## Exercise input
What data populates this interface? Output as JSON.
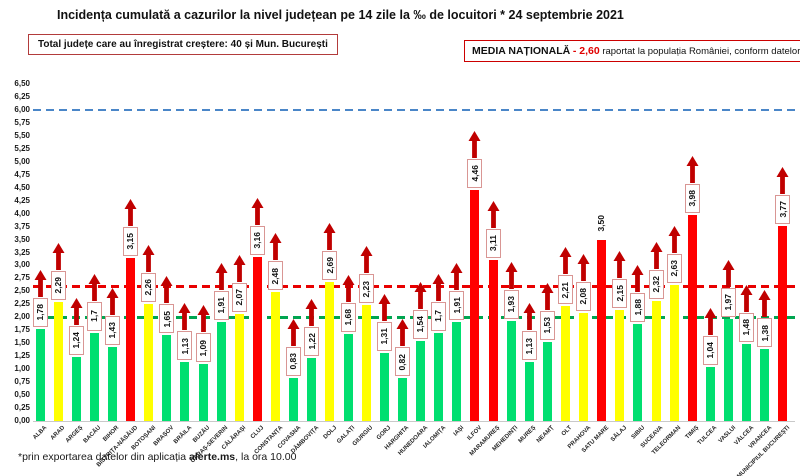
{
  "title": "Incidența cumulată a cazurilor la nivel județean pe 14 zile la ‰ de locuitori * 24 septembrie 2021",
  "info_box": {
    "text": "Total județe care au înregistrat creștere:  40 și Mun. București"
  },
  "national_average": {
    "label": "MEDIA NAȚIONALĂ",
    "value_text": "- 2,60",
    "suffix": "raportat la populația României, conform datelor INS"
  },
  "footnote": {
    "prefix": "*prin exportarea datelor din aplicația ",
    "bold": "alerte.ms",
    "suffix": ", la ora 10.00"
  },
  "colors": {
    "bar_green": "#00df70",
    "bar_yellow": "#ffff00",
    "bar_red": "#ff0000",
    "arrow": "#c00000",
    "label_box_border": "#d99694",
    "ref_blue": "#4a86c8",
    "ref_red": "#e80000",
    "ref_green": "#00a550"
  },
  "chart_data": {
    "type": "bar",
    "title": "Incidența cumulată a cazurilor la nivel județean pe 14 zile la ‰ de locuitori * 24 septembrie 2021",
    "xlabel": "",
    "ylabel": "",
    "ylim": [
      0,
      6.5
    ],
    "ytick_step": 0.25,
    "yticks": [
      "6,50",
      "6,25",
      "6,00",
      "5,75",
      "5,50",
      "5,25",
      "5,00",
      "4,75",
      "4,50",
      "4,25",
      "4,00",
      "3,75",
      "3,50",
      "3,25",
      "3,00",
      "2,75",
      "2,50",
      "2,25",
      "2,00",
      "1,75",
      "1,50",
      "1,25",
      "1,00",
      "0,75",
      "0,50",
      "0,25",
      "0,00"
    ],
    "grid": false,
    "legend": false,
    "reference_lines": [
      {
        "value": 6.0,
        "color_key": "ref_blue",
        "name": "upper-threshold-line"
      },
      {
        "value": 2.6,
        "color_key": "ref_red",
        "name": "national-average-line"
      },
      {
        "value": 2.0,
        "color_key": "ref_green",
        "name": "warning-threshold-line"
      }
    ],
    "bars": [
      {
        "county": "ALBA",
        "value": 1.78,
        "label": "1,78",
        "color": "green",
        "arrow": true,
        "boxed": true
      },
      {
        "county": "ARAD",
        "value": 2.29,
        "label": "2,29",
        "color": "yellow",
        "arrow": true,
        "boxed": true
      },
      {
        "county": "ARGEȘ",
        "value": 1.24,
        "label": "1,24",
        "color": "green",
        "arrow": true,
        "boxed": true
      },
      {
        "county": "BACĂU",
        "value": 1.7,
        "label": "1,7",
        "color": "green",
        "arrow": true,
        "boxed": true
      },
      {
        "county": "BIHOR",
        "value": 1.43,
        "label": "1,43",
        "color": "green",
        "arrow": true,
        "boxed": true
      },
      {
        "county": "BISTRIȚA-NĂSĂUD",
        "value": 3.15,
        "label": "3,15",
        "color": "red",
        "arrow": true,
        "boxed": true
      },
      {
        "county": "BOTOȘANI",
        "value": 2.26,
        "label": "2,26",
        "color": "yellow",
        "arrow": true,
        "boxed": true
      },
      {
        "county": "BRAȘOV",
        "value": 1.65,
        "label": "1,65",
        "color": "green",
        "arrow": true,
        "boxed": true
      },
      {
        "county": "BRĂILA",
        "value": 1.13,
        "label": "1,13",
        "color": "green",
        "arrow": true,
        "boxed": true
      },
      {
        "county": "BUZĂU",
        "value": 1.09,
        "label": "1,09",
        "color": "green",
        "arrow": true,
        "boxed": true
      },
      {
        "county": "CARAȘ-SEVERIN",
        "value": 1.91,
        "label": "1,91",
        "color": "green",
        "arrow": true,
        "boxed": true
      },
      {
        "county": "CĂLĂRAȘI",
        "value": 2.07,
        "label": "2,07",
        "color": "yellow",
        "arrow": true,
        "boxed": true
      },
      {
        "county": "CLUJ",
        "value": 3.16,
        "label": "3,16",
        "color": "red",
        "arrow": true,
        "boxed": true
      },
      {
        "county": "CONSTANȚA",
        "value": 2.48,
        "label": "2,48",
        "color": "yellow",
        "arrow": true,
        "boxed": true
      },
      {
        "county": "COVASNA",
        "value": 0.83,
        "label": "0,83",
        "color": "green",
        "arrow": true,
        "boxed": true
      },
      {
        "county": "DÂMBOVIȚA",
        "value": 1.22,
        "label": "1,22",
        "color": "green",
        "arrow": true,
        "boxed": true
      },
      {
        "county": "DOLJ",
        "value": 2.69,
        "label": "2,69",
        "color": "yellow",
        "arrow": true,
        "boxed": true
      },
      {
        "county": "GALAȚI",
        "value": 1.68,
        "label": "1,68",
        "color": "green",
        "arrow": true,
        "boxed": true
      },
      {
        "county": "GIURGIU",
        "value": 2.23,
        "label": "2,23",
        "color": "yellow",
        "arrow": true,
        "boxed": true
      },
      {
        "county": "GORJ",
        "value": 1.31,
        "label": "1,31",
        "color": "green",
        "arrow": true,
        "boxed": true
      },
      {
        "county": "HARGHITA",
        "value": 0.82,
        "label": "0,82",
        "color": "green",
        "arrow": true,
        "boxed": true
      },
      {
        "county": "HUNEDOARA",
        "value": 1.54,
        "label": "1,54",
        "color": "green",
        "arrow": true,
        "boxed": true
      },
      {
        "county": "IALOMIȚA",
        "value": 1.7,
        "label": "1,7",
        "color": "green",
        "arrow": true,
        "boxed": true
      },
      {
        "county": "IAȘI",
        "value": 1.91,
        "label": "1,91",
        "color": "green",
        "arrow": true,
        "boxed": true
      },
      {
        "county": "ILFOV",
        "value": 4.46,
        "label": "4,46",
        "color": "red",
        "arrow": true,
        "boxed": true
      },
      {
        "county": "MARAMUREȘ",
        "value": 3.11,
        "label": "3,11",
        "color": "red",
        "arrow": true,
        "boxed": true
      },
      {
        "county": "MEHEDINȚI",
        "value": 1.93,
        "label": "1,93",
        "color": "green",
        "arrow": true,
        "boxed": true
      },
      {
        "county": "MUREȘ",
        "value": 1.13,
        "label": "1,13",
        "color": "green",
        "arrow": true,
        "boxed": true
      },
      {
        "county": "NEAMȚ",
        "value": 1.53,
        "label": "1,53",
        "color": "green",
        "arrow": true,
        "boxed": true
      },
      {
        "county": "OLT",
        "value": 2.21,
        "label": "2,21",
        "color": "yellow",
        "arrow": true,
        "boxed": true
      },
      {
        "county": "PRAHOVA",
        "value": 2.08,
        "label": "2,08",
        "color": "yellow",
        "arrow": true,
        "boxed": true
      },
      {
        "county": "SATU MARE",
        "value": 3.5,
        "label": "3,50",
        "color": "red",
        "arrow": false,
        "boxed": false
      },
      {
        "county": "SĂLAJ",
        "value": 2.15,
        "label": "2,15",
        "color": "yellow",
        "arrow": true,
        "boxed": true
      },
      {
        "county": "SIBIU",
        "value": 1.88,
        "label": "1,88",
        "color": "green",
        "arrow": true,
        "boxed": true
      },
      {
        "county": "SUCEAVA",
        "value": 2.32,
        "label": "2,32",
        "color": "yellow",
        "arrow": true,
        "boxed": true
      },
      {
        "county": "TELEORMAN",
        "value": 2.63,
        "label": "2,63",
        "color": "yellow",
        "arrow": true,
        "boxed": true
      },
      {
        "county": "TIMIȘ",
        "value": 3.98,
        "label": "3,98",
        "color": "red",
        "arrow": true,
        "boxed": true
      },
      {
        "county": "TULCEA",
        "value": 1.04,
        "label": "1,04",
        "color": "green",
        "arrow": true,
        "boxed": true
      },
      {
        "county": "VASLUI",
        "value": 1.97,
        "label": "1,97",
        "color": "green",
        "arrow": true,
        "boxed": true
      },
      {
        "county": "VÂLCEA",
        "value": 1.48,
        "label": "1,48",
        "color": "green",
        "arrow": true,
        "boxed": true
      },
      {
        "county": "VRANCEA",
        "value": 1.38,
        "label": "1,38",
        "color": "green",
        "arrow": true,
        "boxed": true
      },
      {
        "county": "MUNICIPIUL BUCUREȘTI",
        "value": 3.77,
        "label": "3,77",
        "color": "red",
        "arrow": true,
        "boxed": true
      }
    ]
  }
}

## Short problem
Scan the records for the string "suffix". Copy each line in which it appears.

## Result for this task
    "suffix": "raportat la populația României, conform datelor INS"
    "suffix": ", la ora 10.00"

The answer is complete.